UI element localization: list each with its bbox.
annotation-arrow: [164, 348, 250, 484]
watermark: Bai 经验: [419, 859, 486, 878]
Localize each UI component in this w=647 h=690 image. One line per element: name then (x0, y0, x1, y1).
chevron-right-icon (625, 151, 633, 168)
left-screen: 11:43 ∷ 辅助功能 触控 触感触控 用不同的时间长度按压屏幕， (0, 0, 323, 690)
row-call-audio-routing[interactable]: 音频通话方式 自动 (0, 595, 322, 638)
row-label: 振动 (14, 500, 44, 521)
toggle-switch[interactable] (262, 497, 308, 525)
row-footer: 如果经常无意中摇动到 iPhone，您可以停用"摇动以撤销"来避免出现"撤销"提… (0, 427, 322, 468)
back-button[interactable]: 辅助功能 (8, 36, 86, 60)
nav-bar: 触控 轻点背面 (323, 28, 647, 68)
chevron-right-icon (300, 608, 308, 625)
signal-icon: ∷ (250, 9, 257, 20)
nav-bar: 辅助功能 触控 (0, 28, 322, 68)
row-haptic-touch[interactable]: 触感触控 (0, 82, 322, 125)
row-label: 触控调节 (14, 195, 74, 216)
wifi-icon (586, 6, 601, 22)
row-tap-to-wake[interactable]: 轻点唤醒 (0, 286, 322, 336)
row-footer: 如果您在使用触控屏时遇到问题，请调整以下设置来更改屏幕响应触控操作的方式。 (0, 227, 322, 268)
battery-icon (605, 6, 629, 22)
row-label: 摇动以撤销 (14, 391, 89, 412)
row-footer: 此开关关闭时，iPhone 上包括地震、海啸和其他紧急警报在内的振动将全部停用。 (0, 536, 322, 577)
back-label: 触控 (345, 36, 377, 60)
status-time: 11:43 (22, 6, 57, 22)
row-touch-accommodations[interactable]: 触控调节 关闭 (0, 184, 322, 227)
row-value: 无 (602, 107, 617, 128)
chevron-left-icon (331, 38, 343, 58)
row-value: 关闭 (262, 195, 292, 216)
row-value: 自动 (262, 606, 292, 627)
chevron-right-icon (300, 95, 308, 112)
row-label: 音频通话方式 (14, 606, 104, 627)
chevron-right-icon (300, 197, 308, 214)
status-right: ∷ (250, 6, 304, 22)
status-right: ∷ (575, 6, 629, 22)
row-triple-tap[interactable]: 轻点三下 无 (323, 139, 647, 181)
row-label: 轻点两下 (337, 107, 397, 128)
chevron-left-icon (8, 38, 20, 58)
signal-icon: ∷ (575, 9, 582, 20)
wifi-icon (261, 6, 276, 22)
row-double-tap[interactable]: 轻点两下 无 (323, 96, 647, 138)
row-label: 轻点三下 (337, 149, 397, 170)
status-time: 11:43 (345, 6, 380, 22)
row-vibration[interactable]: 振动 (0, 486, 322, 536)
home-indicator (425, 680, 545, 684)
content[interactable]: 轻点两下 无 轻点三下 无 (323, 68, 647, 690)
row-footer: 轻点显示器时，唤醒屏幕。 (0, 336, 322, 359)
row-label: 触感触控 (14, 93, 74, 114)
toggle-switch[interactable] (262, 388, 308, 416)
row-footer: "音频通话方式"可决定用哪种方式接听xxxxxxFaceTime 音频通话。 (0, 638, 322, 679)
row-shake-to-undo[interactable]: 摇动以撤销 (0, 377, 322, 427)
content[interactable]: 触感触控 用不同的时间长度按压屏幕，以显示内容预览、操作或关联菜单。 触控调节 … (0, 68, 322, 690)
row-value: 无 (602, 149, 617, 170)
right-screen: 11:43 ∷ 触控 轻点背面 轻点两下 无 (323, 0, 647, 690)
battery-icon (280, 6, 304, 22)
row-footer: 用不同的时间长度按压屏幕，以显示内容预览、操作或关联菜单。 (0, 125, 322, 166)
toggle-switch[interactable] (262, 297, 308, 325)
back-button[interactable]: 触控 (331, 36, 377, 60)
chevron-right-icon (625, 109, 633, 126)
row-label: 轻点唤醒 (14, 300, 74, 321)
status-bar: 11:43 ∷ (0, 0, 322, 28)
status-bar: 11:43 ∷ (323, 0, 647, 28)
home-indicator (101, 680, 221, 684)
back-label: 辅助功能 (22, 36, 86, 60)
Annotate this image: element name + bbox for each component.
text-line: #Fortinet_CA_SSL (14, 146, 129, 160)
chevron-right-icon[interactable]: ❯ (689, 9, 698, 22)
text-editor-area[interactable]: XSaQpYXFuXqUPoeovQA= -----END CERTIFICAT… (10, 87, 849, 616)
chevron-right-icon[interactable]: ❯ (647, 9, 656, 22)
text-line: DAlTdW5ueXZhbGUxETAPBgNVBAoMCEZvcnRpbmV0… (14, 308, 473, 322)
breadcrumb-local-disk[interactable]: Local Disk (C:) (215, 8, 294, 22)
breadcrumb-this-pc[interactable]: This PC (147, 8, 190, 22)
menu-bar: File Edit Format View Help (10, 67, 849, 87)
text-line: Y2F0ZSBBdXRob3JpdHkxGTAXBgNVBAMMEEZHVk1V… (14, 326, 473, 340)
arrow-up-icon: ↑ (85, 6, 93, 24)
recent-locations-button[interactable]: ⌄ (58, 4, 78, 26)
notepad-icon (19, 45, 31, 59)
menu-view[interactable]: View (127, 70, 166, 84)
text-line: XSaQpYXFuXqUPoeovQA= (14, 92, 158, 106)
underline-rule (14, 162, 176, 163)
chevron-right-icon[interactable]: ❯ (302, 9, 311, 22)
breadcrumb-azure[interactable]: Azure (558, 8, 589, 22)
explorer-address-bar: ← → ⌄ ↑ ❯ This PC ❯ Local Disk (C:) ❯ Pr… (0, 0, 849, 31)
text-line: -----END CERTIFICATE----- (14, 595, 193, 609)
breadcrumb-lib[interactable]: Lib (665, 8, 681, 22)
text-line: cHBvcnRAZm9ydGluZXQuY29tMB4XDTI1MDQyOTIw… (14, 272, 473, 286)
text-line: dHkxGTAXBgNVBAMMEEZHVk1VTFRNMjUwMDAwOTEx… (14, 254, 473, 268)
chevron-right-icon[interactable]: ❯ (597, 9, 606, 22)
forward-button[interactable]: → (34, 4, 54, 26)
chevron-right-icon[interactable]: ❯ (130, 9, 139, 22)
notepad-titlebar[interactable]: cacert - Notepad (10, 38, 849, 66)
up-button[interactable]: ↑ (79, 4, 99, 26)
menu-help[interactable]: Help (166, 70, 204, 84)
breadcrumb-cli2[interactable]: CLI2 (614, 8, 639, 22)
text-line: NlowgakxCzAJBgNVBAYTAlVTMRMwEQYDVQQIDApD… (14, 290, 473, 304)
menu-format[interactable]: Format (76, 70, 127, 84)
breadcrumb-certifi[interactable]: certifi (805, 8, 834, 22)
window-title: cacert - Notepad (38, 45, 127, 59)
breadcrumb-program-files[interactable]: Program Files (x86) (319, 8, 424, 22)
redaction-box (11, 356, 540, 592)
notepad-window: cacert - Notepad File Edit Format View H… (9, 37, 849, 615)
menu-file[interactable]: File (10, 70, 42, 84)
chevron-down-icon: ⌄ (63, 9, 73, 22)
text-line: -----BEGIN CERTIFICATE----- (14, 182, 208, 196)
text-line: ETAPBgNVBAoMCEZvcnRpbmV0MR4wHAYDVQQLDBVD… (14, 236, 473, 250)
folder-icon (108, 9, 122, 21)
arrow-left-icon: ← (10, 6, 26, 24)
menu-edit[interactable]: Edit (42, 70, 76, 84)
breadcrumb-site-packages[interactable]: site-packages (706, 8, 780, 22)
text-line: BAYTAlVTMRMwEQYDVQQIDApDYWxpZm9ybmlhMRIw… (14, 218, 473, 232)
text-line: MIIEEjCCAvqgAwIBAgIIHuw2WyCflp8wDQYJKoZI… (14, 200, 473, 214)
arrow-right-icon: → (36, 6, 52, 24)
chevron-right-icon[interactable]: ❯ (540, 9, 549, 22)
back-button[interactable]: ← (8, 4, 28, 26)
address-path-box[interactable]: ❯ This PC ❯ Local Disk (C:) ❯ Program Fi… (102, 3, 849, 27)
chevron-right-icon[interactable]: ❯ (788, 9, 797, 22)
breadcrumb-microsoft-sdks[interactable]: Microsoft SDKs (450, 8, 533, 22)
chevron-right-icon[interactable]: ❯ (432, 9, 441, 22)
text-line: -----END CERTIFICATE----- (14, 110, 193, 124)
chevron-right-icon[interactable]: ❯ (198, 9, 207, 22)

------------------------------------

Exercise requirements: Please reproduce the records verbatim from the first line through the line holding "row-label: 振动 (14, 500, 44, 521)", including that line.

Result of the exercise:
UI element localization: list each with its bbox.
annotation-arrow: [164, 348, 250, 484]
watermark: Bai 经验: [419, 859, 486, 878]
Localize each UI component in this w=647 h=690 image. One line per element: name then (x0, y0, x1, y1).
chevron-right-icon (625, 151, 633, 168)
left-screen: 11:43 ∷ 辅助功能 触控 触感触控 用不同的时间长度按压屏幕， (0, 0, 323, 690)
row-call-audio-routing[interactable]: 音频通话方式 自动 (0, 595, 322, 638)
row-label: 振动 (14, 500, 44, 521)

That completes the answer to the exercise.